> [What this task involves]: Locate the word "nitrogenous" in the entries below, then gather every line that holds it.

> [Transcription dataset entries]:
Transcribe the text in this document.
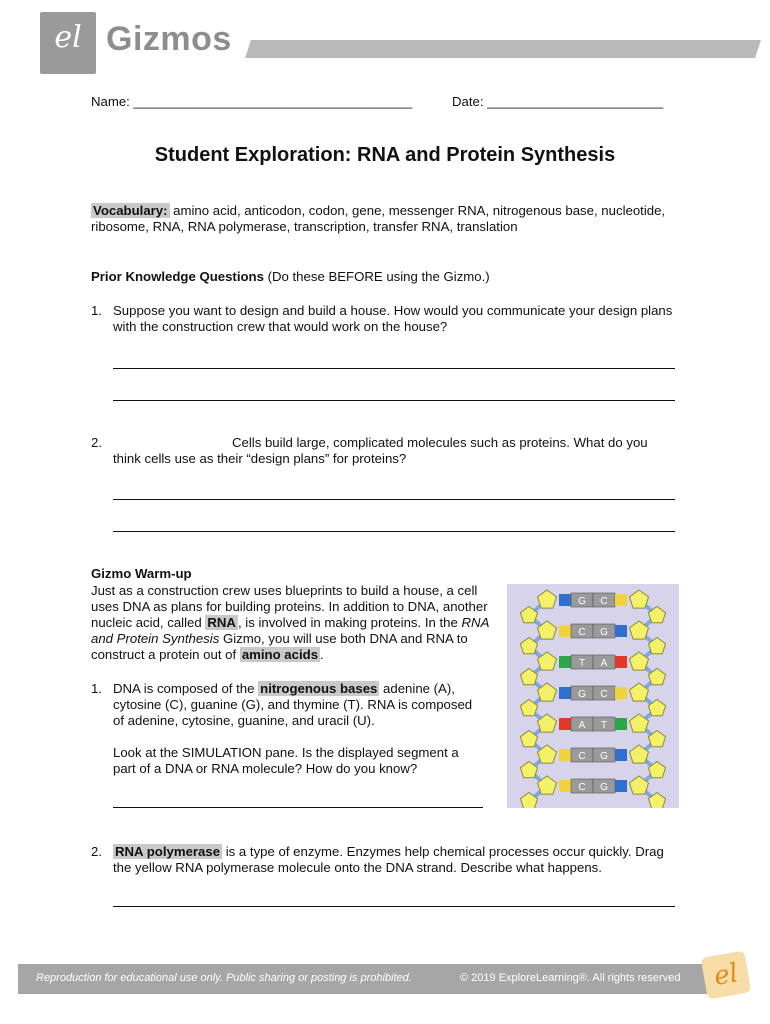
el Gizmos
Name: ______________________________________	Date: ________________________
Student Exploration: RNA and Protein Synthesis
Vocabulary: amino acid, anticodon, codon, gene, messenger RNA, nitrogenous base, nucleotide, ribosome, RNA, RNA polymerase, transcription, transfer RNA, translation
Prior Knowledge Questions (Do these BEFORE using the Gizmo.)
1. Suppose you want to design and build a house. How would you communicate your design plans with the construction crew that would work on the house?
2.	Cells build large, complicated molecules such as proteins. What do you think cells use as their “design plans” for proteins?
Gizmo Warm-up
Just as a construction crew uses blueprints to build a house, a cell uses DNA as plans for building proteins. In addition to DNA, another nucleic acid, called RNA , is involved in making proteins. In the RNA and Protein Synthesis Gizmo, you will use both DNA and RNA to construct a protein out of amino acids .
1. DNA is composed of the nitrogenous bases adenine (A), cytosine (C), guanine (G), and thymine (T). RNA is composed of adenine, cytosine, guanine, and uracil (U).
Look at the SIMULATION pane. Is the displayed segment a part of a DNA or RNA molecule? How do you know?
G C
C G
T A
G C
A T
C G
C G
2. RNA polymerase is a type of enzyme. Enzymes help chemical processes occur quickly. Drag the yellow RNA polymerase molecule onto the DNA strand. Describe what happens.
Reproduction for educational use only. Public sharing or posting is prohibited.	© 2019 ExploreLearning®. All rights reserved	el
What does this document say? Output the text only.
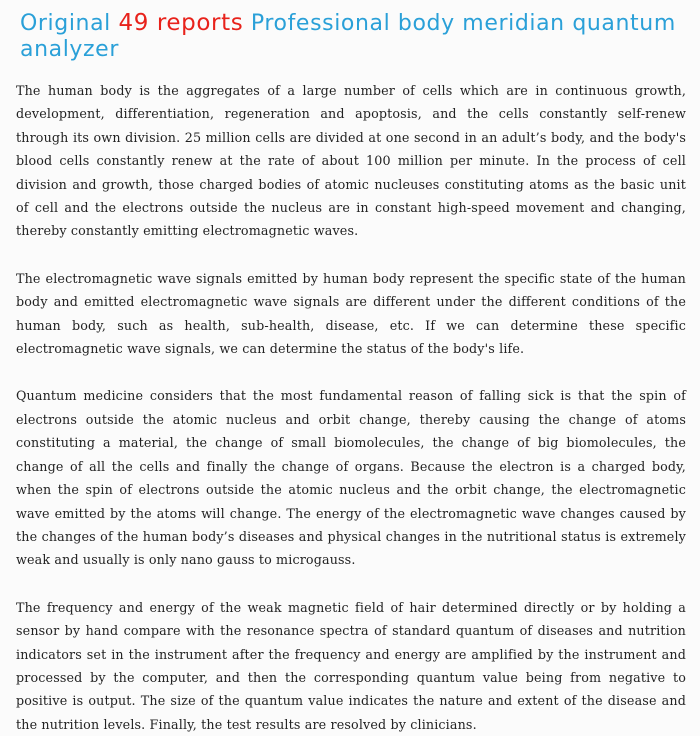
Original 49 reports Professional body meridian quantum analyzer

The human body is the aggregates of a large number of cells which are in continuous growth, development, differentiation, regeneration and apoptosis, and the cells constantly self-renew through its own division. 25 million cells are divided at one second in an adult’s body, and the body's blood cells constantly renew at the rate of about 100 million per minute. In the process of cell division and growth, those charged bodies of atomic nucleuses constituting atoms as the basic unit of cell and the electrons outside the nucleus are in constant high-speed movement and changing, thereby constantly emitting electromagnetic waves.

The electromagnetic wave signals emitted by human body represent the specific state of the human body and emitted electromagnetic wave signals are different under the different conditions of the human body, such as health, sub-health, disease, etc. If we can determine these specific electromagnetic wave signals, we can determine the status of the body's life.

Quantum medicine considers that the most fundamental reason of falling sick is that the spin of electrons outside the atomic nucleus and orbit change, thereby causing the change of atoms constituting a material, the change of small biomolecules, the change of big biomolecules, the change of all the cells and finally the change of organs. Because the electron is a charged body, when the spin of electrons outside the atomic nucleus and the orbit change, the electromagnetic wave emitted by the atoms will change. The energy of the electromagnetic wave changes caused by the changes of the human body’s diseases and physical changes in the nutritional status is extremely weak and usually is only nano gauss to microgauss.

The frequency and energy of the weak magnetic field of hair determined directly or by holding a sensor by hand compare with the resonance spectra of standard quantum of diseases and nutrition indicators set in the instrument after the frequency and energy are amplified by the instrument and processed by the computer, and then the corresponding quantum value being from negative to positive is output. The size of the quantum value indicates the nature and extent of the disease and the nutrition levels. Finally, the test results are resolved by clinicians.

> [Exercise output]:
Vocabulary: amino acid, anticodon, codon, gene, messenger RNA, nitrogenous base, nucleotide, ribosome, RNA, RNA polymerase, transcription, transfer RNA, translation
1. DNA is composed of the nitrogenous bases adenine (A), cytosine (C), guanine (G), and thymine (T). RNA is composed of adenine, cytosine, guanine, and uracil (U).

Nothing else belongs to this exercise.